| What you will do |
Rewrite the lines starting at the one that contains "Extract all elements" and ending at the one that contains "column-header[interactable]: 单位 —", replacing every "expand-icon" with "toggle-icon" and leaving everything else unchanged.

| Raw records |
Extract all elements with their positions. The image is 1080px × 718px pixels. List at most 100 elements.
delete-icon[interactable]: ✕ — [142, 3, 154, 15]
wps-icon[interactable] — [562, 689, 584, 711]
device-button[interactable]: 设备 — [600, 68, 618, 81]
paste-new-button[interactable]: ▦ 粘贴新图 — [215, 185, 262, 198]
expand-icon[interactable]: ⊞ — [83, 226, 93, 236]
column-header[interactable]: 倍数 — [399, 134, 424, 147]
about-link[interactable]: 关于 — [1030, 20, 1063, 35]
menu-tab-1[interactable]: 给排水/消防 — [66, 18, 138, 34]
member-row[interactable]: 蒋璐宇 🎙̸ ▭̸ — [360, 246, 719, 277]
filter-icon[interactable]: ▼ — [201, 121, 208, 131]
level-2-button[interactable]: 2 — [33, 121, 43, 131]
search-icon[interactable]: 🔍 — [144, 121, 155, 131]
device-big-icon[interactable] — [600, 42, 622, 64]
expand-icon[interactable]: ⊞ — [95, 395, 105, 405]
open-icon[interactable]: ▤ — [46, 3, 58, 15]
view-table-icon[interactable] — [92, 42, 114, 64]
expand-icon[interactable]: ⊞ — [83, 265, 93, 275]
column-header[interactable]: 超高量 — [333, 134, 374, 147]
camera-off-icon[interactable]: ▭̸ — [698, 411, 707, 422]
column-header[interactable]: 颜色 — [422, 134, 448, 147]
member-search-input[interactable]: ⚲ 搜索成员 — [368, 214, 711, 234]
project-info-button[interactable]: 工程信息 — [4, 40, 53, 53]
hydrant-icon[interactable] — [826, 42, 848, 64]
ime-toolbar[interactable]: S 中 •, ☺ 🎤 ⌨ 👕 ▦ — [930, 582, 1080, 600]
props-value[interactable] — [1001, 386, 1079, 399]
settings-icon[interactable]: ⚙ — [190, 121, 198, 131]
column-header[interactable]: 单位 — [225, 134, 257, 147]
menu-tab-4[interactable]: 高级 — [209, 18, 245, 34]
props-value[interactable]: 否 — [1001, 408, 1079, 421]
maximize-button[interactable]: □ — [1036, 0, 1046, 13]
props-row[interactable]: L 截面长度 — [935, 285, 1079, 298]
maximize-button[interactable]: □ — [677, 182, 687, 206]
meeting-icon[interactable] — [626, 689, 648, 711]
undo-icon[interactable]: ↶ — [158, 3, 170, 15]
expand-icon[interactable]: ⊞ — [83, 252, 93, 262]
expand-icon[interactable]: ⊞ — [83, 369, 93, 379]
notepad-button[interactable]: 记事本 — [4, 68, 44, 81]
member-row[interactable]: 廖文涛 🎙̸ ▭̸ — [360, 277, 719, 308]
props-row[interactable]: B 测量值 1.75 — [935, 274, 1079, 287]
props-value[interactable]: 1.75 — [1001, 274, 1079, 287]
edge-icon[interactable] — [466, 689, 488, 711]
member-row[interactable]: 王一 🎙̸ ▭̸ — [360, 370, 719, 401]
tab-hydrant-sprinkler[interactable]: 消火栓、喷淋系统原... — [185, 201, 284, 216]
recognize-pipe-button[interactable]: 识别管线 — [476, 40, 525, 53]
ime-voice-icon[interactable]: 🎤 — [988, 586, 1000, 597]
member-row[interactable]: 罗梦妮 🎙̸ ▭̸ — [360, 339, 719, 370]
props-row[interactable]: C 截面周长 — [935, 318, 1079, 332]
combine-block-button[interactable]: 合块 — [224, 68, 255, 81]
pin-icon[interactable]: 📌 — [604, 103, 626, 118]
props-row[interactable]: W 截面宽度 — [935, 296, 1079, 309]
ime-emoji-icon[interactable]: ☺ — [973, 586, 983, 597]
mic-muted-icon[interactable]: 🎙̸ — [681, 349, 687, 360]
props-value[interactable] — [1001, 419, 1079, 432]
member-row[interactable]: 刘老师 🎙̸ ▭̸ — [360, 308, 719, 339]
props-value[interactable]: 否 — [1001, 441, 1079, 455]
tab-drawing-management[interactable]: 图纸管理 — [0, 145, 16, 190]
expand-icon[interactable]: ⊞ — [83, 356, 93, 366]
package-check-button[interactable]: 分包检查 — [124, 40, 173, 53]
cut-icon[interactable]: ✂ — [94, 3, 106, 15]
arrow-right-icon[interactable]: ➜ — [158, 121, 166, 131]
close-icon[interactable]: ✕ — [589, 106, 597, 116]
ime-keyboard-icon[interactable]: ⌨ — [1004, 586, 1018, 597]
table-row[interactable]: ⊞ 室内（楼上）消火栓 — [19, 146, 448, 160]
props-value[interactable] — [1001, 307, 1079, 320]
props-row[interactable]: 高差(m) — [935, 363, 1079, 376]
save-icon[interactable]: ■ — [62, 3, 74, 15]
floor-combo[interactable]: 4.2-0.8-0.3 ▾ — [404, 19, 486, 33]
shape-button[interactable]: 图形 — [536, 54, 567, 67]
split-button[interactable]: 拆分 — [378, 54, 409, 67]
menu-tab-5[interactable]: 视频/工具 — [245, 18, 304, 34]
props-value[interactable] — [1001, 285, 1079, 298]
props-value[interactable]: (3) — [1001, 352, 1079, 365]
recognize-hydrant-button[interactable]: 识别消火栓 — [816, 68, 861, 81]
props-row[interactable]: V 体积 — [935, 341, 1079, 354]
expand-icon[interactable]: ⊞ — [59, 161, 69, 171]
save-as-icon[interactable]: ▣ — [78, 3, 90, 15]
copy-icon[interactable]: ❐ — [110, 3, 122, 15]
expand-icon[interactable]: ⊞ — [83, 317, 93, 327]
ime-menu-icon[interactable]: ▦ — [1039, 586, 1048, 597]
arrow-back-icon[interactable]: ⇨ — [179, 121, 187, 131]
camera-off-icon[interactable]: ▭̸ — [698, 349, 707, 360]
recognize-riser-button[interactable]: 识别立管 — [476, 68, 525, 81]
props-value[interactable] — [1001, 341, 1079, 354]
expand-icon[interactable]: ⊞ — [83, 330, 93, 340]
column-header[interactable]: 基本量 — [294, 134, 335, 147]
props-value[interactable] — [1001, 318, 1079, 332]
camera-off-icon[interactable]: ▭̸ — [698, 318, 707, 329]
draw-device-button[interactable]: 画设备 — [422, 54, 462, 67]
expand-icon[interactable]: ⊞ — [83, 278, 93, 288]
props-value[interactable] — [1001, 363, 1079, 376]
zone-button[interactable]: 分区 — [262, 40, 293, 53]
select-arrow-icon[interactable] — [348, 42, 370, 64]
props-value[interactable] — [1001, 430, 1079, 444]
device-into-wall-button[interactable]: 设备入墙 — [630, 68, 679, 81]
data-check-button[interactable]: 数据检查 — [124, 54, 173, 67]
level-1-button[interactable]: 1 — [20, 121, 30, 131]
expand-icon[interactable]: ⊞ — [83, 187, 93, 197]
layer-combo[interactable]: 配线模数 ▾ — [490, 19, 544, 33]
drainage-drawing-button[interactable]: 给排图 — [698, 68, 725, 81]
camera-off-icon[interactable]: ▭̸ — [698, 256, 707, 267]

==

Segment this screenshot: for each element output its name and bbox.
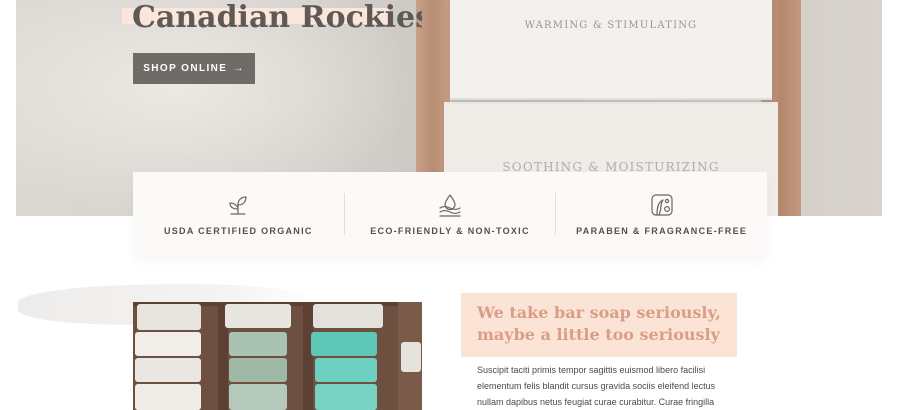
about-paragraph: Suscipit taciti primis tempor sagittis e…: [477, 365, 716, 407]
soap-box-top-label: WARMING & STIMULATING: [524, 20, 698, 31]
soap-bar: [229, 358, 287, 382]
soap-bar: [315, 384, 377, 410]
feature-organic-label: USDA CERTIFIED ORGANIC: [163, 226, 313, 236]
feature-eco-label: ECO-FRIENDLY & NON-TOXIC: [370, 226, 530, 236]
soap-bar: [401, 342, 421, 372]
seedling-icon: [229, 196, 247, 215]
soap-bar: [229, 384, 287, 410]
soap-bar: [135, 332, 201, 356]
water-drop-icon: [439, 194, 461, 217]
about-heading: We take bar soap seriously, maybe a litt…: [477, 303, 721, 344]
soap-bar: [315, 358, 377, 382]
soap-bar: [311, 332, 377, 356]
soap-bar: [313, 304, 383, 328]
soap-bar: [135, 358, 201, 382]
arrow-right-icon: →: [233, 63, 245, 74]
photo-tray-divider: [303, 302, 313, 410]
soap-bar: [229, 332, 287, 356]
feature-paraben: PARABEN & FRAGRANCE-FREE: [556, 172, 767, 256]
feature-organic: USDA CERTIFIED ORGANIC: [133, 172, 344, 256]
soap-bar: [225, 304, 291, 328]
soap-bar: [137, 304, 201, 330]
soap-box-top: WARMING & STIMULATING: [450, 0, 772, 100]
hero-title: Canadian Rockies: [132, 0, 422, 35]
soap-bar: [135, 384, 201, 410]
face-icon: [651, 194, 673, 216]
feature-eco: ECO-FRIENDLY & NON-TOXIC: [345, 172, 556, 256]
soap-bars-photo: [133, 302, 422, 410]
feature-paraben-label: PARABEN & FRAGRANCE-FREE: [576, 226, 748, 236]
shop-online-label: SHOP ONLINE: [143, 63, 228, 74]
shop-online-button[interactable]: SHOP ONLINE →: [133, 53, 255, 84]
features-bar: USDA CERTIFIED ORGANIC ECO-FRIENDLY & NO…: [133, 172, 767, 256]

==

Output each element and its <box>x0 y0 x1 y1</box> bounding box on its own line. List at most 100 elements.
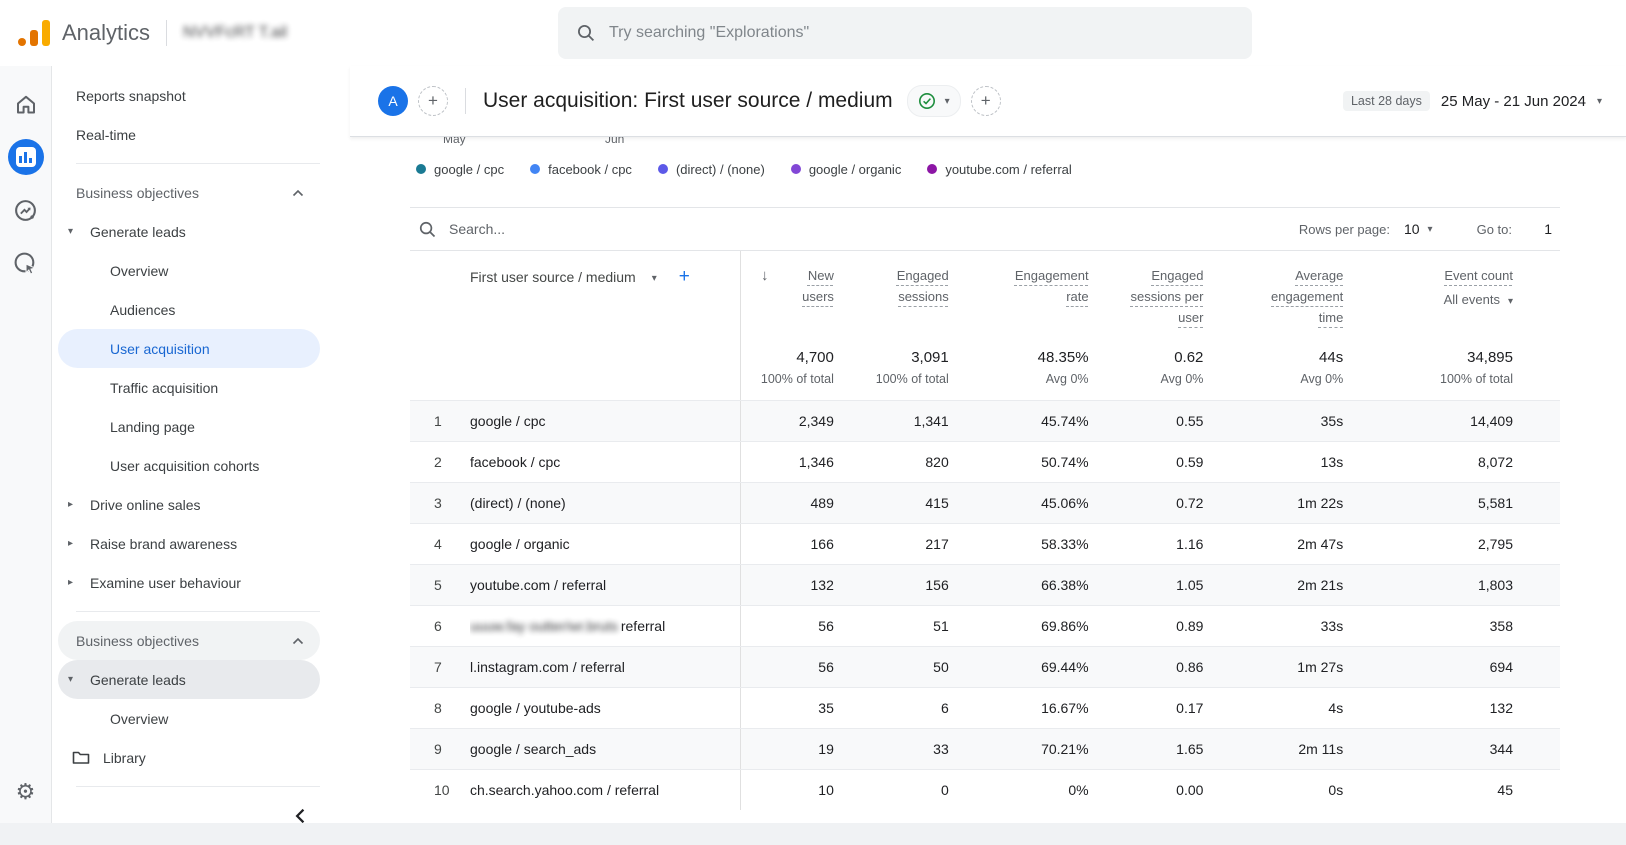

| Task response |
Extract all elements with their positions. The image is 1080px × 718px pixels. List at most 100 elements.
delete-icon[interactable]: ✕ — [142, 3, 154, 15]
wps-icon[interactable] — [562, 689, 584, 711]
device-button[interactable]: 设备 — [600, 68, 618, 81]
paste-new-button[interactable]: ▦ 粘贴新图 — [215, 185, 262, 198]
toggle-icon[interactable]: ⊞ — [83, 226, 93, 236]
column-header[interactable]: 倍数 — [399, 134, 424, 147]
about-link[interactable]: 关于 — [1030, 20, 1063, 35]
menu-tab-1[interactable]: 给排水/消防 — [66, 18, 138, 34]
member-row[interactable]: 蒋璐宇 🎙̸ ▭̸ — [360, 246, 719, 277]
filter-icon[interactable]: ▼ — [201, 121, 208, 131]
level-2-button[interactable]: 2 — [33, 121, 43, 131]
search-icon[interactable]: 🔍 — [144, 121, 155, 131]
device-big-icon[interactable] — [600, 42, 622, 64]
toggle-icon[interactable]: ⊞ — [95, 395, 105, 405]
open-icon[interactable]: ▤ — [46, 3, 58, 15]
view-table-icon[interactable] — [92, 42, 114, 64]
toggle-icon[interactable]: ⊞ — [83, 265, 93, 275]
column-header[interactable]: 超高量 — [333, 134, 374, 147]
camera-off-icon[interactable]: ▭̸ — [698, 411, 707, 422]
column-header[interactable]: 颜色 — [422, 134, 448, 147]
member-search-input[interactable]: ⚲ 搜索成员 — [368, 214, 711, 234]
project-info-button[interactable]: 工程信息 — [4, 40, 53, 53]
hydrant-icon[interactable] — [826, 42, 848, 64]
ime-toolbar[interactable]: S 中 •, ☺ 🎤 ⌨ 👕 ▦ — [930, 582, 1080, 600]
props-value[interactable] — [1001, 386, 1079, 399]
settings-icon[interactable]: ⚙ — [190, 121, 198, 131]
column-header[interactable]: 单位 — [225, 134, 257, 147]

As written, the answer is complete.